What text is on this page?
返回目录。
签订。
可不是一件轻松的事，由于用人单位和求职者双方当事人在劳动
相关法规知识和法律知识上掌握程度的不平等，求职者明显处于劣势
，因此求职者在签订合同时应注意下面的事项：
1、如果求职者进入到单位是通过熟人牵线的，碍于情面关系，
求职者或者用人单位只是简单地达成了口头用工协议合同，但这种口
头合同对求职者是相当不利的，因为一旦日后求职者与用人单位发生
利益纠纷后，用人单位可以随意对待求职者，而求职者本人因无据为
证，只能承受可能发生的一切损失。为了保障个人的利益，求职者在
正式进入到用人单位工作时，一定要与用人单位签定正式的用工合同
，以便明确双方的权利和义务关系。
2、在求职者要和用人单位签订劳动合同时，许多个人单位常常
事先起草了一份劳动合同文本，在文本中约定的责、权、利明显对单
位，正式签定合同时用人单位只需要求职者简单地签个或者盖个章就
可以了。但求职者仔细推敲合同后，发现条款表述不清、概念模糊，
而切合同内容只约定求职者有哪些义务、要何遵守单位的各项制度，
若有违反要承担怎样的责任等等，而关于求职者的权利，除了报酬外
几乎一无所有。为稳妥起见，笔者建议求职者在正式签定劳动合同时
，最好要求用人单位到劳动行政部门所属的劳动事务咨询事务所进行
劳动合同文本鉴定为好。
....
What is needed – Using the entries above, please restate each one word for word.

Reply –
What text is on this page?
返回目录。
签订。
可不是一件轻松的事，由于用人单位和求职者双方当事人在劳动
相关法规知识和法律知识上掌握程度的不平等，求职者明显处于劣势
，因此求职者在签订合同时应注意下面的事项：
1、如果求职者进入到单位是通过熟人牵线的，碍于情面关系，
求职者或者用人单位只是简单地达成了口头用工协议合同，但这种口
头合同对求职者是相当不利的，因为一旦日后求职者与用人单位发生
利益纠纷后，用人单位可以随意对待求职者，而求职者本人因无据为
证，只能承受可能发生的一切损失。为了保障个人的利益，求职者在
正式进入到用人单位工作时，一定要与用人单位签定正式的用工合同
，以便明确双方的权利和义务关系。
2、在求职者要和用人单位签订劳动合同时，许多个人单位常常
事先起草了一份劳动合同文本，在文本中约定的责、权、利明显对单
位，正式签定合同时用人单位只需要求职者简单地签个或者盖个章就
可以了。但求职者仔细推敲合同后，发现条款表述不清、概念模糊，
而切合同内容只约定求职者有哪些义务、要何遵守单位的各项制度，
若有违反要承担怎样的责任等等，而关于求职者的权利，除了报酬外
几乎一无所有。为稳妥起见，笔者建议求职者在正式签定劳动合同时
，最好要求用人单位到劳动行政部门所属的劳动事务咨询事务所进行
劳动合同文本鉴定为好。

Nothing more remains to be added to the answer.